[Aim of the task]
Retype the material word for word.

-- Begin --

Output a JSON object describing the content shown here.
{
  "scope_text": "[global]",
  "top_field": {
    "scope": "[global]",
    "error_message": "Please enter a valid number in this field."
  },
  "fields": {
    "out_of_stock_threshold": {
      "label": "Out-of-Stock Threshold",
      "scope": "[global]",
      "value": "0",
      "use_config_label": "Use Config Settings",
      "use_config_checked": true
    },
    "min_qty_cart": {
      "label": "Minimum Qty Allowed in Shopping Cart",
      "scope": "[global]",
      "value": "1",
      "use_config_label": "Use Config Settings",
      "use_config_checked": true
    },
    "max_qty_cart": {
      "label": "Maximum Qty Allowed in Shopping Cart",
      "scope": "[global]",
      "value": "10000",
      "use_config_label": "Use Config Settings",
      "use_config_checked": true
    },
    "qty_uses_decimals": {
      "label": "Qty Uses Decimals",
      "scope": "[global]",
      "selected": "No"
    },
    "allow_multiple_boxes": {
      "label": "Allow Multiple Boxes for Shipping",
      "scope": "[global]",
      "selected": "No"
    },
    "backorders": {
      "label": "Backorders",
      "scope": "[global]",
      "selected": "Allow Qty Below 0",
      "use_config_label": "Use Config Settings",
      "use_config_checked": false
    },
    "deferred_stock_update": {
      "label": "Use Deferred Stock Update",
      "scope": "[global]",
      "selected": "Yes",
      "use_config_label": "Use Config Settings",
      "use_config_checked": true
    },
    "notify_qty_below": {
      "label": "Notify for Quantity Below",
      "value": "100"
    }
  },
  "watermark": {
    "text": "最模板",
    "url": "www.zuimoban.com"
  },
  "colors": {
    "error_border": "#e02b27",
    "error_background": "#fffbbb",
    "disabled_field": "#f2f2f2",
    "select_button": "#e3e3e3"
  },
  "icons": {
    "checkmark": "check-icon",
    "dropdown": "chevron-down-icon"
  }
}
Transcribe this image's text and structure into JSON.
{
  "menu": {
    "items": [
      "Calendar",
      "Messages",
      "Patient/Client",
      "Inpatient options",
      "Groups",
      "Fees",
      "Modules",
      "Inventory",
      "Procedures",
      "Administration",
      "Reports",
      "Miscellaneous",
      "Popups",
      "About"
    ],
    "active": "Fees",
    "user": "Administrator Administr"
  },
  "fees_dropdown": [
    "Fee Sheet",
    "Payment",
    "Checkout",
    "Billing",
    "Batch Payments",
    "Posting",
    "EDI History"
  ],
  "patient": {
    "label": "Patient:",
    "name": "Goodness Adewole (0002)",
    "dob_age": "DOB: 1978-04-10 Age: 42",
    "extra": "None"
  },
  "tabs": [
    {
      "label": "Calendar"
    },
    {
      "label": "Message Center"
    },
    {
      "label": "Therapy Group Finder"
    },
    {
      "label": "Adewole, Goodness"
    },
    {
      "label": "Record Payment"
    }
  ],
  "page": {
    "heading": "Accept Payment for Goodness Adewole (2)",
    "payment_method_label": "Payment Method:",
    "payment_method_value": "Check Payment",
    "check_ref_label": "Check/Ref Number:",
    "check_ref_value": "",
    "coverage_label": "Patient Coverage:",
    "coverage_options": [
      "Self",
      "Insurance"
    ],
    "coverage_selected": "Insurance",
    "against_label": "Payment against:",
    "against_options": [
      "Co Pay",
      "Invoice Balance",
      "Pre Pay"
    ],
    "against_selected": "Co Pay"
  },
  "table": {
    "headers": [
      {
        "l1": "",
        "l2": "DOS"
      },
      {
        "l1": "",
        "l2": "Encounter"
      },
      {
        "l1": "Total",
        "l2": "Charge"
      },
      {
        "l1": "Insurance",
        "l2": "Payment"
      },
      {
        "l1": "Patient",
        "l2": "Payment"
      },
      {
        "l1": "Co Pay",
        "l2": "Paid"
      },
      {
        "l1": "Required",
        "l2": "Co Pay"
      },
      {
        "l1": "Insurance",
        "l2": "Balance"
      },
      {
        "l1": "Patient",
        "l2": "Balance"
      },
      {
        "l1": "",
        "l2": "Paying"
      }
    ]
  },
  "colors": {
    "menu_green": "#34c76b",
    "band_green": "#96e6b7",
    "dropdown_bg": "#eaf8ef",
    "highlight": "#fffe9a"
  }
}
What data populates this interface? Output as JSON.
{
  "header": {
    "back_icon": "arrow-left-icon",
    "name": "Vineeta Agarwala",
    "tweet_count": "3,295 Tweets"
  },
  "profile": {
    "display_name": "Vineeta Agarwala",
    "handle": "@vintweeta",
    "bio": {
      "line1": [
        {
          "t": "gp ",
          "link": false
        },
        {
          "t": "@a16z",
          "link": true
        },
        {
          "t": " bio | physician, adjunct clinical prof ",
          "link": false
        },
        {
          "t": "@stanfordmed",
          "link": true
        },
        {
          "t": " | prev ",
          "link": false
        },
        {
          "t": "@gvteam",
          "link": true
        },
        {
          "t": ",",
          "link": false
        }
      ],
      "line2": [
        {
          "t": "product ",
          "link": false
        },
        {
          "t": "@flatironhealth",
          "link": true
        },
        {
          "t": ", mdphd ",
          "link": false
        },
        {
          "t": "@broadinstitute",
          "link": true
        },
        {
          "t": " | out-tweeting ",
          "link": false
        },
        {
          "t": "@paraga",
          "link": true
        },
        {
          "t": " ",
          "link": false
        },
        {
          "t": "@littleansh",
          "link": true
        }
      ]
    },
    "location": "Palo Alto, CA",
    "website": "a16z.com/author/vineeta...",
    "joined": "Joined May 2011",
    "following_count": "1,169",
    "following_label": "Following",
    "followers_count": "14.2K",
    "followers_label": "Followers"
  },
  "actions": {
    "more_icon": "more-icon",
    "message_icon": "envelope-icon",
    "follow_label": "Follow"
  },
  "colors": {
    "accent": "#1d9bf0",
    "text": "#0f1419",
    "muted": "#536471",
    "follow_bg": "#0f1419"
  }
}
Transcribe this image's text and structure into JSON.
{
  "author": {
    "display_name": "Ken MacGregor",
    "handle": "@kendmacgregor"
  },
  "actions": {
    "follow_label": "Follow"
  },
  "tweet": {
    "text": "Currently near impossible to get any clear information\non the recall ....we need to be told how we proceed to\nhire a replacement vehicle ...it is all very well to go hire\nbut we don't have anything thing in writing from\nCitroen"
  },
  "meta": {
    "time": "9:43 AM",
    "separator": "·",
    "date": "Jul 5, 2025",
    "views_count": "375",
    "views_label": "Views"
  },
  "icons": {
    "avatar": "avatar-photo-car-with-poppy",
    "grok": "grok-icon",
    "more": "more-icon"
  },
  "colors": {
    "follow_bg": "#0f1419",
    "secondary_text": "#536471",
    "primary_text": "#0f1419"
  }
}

-- End --

[Task solution]
Output a JSON object describing the content shown here.
{
  "scope_text": "[global]",
  "top_field": {
    "scope": "[global]",
    "error_message": "Please enter a valid number in this field."
  },
  "fields": {
    "out_of_stock_threshold": {
      "label": "Out-of-Stock Threshold",
      "scope": "[global]",
      "value": "0",
      "use_config_label": "Use Config Settings",
      "use_config_checked": true
    },
    "min_qty_cart": {
      "label": "Minimum Qty Allowed in Shopping Cart",
      "scope": "[global]",
      "value": "1",
      "use_config_label": "Use Config Settings",
      "use_config_checked": true
    },
    "max_qty_cart": {
      "label": "Maximum Qty Allowed in Shopping Cart",
      "scope": "[global]",
      "value": "10000",
      "use_config_label": "Use Config Settings",
      "use_config_checked": true
    },
    "qty_uses_decimals": {
      "label": "Qty Uses Decimals",
      "scope": "[global]",
      "selected": "No"
    },
    "allow_multiple_boxes": {
      "label": "Allow Multiple Boxes for Shipping",
      "scope": "[global]",
      "selected": "No"
    },
    "backorders": {
      "label": "Backorders",
      "scope": "[global]",
      "selected": "Allow Qty Below 0",
      "use_config_label": "Use Config Settings",
      "use_config_checked": false
    },
    "deferred_stock_update": {
      "label": "Use Deferred Stock Update",
      "scope": "[global]",
      "selected": "Yes",
      "use_config_label": "Use Config Settings",
      "use_config_checked": true
    },
    "notify_qty_below": {
      "label": "Notify for Quantity Below",
      "value": "100"
    }
  },
  "watermark": {
    "text": "最模板",
    "url": "www.zuimoban.com"
  },
  "colors": {
    "error_border": "#e02b27",
    "error_background": "#fffbbb",
    "disabled_field": "#f2f2f2",
    "select_button": "#e3e3e3"
  },
  "icons": {
    "checkmark": "check-icon",
    "dropdown": "chevron-down-icon"
  }
}
Transcribe this image's text and structure into JSON.
{
  "menu": {
    "items": [
      "Calendar",
      "Messages",
      "Patient/Client",
      "Inpatient options",
      "Groups",
      "Fees",
      "Modules",
      "Inventory",
      "Procedures",
      "Administration",
      "Reports",
      "Miscellaneous",
      "Popups",
      "About"
    ],
    "active": "Fees",
    "user": "Administrator Administr"
  },
  "fees_dropdown": [
    "Fee Sheet",
    "Payment",
    "Checkout",
    "Billing",
    "Batch Payments",
    "Posting",
    "EDI History"
  ],
  "patient": {
    "label": "Patient:",
    "name": "Goodness Adewole (0002)",
    "dob_age": "DOB: 1978-04-10 Age: 42",
    "extra": "None"
  },
  "tabs": [
    {
      "label": "Calendar"
    },
    {
      "label": "Message Center"
    },
    {
      "label": "Therapy Group Finder"
    },
    {
      "label": "Adewole, Goodness"
    },
    {
      "label": "Record Payment"
    }
  ],
  "page": {
    "heading": "Accept Payment for Goodness Adewole (2)",
    "payment_method_label": "Payment Method:",
    "payment_method_value": "Check Payment",
    "check_ref_label": "Check/Ref Number:",
    "check_ref_value": "",
    "coverage_label": "Patient Coverage:",
    "coverage_options": [
      "Self",
      "Insurance"
    ],
    "coverage_selected": "Insurance",
    "against_label": "Payment against:",
    "against_options": [
      "Co Pay",
      "Invoice Balance",
      "Pre Pay"
    ],
    "against_selected": "Co Pay"
  },
  "table": {
    "headers": [
      {
        "l1": "",
        "l2": "DOS"
      },
      {
        "l1": "",
        "l2": "Encounter"
      },
      {
        "l1": "Total",
        "l2": "Charge"
      },
      {
        "l1": "Insurance",
        "l2": "Payment"
      },
      {
        "l1": "Patient",
        "l2": "Payment"
      },
      {
        "l1": "Co Pay",
        "l2": "Paid"
      },
      {
        "l1": "Required",
        "l2": "Co Pay"
      },
      {
        "l1": "Insurance",
        "l2": "Balance"
      },
      {
        "l1": "Patient",
        "l2": "Balance"
      },
      {
        "l1": "",
        "l2": "Paying"
      }
    ]
  },
  "colors": {
    "menu_green": "#34c76b",
    "band_green": "#96e6b7",
    "dropdown_bg": "#eaf8ef",
    "highlight": "#fffe9a"
  }
}
What data populates this interface? Output as JSON.
{
  "header": {
    "back_icon": "arrow-left-icon",
    "name": "Vineeta Agarwala",
    "tweet_count": "3,295 Tweets"
  },
  "profile": {
    "display_name": "Vineeta Agarwala",
    "handle": "@vintweeta",
    "bio": {
      "line1": [
        {
          "t": "gp ",
          "link": false
        },
        {
          "t": "@a16z",
          "link": true
        },
        {
          "t": " bio | physician, adjunct clinical prof ",
          "link": false
        },
        {
          "t": "@stanfordmed",
          "link": true
        },
        {
          "t": " | prev ",
          "link": false
        },
        {
          "t": "@gvteam",
          "link": true
        },
        {
          "t": ",",
          "link": false
        }
      ],
      "line2": [
        {
          "t": "product ",
          "link": false
        },
        {
          "t": "@flatironhealth",
          "link": true
        },
        {
          "t": ", mdphd ",
          "link": false
        },
        {
          "t": "@broadinstitute",
          "link": true
        },
        {
          "t": " | out-tweeting ",
          "link": false
        },
        {
          "t": "@paraga",
          "link": true
        },
        {
          "t": " ",
          "link": false
        },
        {
          "t": "@littleansh",
          "link": true
        }
      ]
    },
    "location": "Palo Alto, CA",
    "website": "a16z.com/author/vineeta...",
    "joined": "Joined May 2011",
    "following_count": "1,169",
    "following_label": "Following",
    "followers_count": "14.2K",
    "followers_label": "Followers"
  },
  "actions": {
    "more_icon": "more-icon",
    "message_icon": "envelope-icon",
    "follow_label": "Follow"
  },
  "colors": {
    "accent": "#1d9bf0",
    "text": "#0f1419",
    "muted": "#536471",
    "follow_bg": "#0f1419"
  }
}
Transcribe this image's text and structure into JSON.
{
  "author": {
    "display_name": "Ken MacGregor",
    "handle": "@kendmacgregor"
  },
  "actions": {
    "follow_label": "Follow"
  },
  "tweet": {
    "text": "Currently near impossible to get any clear information\non the recall ....we need to be told how we proceed to\nhire a replacement vehicle ...it is all very well to go hire\nbut we don't have anything thing in writing from\nCitroen"
  },
  "meta": {
    "time": "9:43 AM",
    "separator": "·",
    "date": "Jul 5, 2025",
    "views_count": "375",
    "views_label": "Views"
  },
  "icons": {
    "avatar": "avatar-photo-car-with-poppy",
    "grok": "grok-icon",
    "more": "more-icon"
  },
  "colors": {
    "follow_bg": "#0f1419",
    "secondary_text": "#536471",
    "primary_text": "#0f1419"
  }
}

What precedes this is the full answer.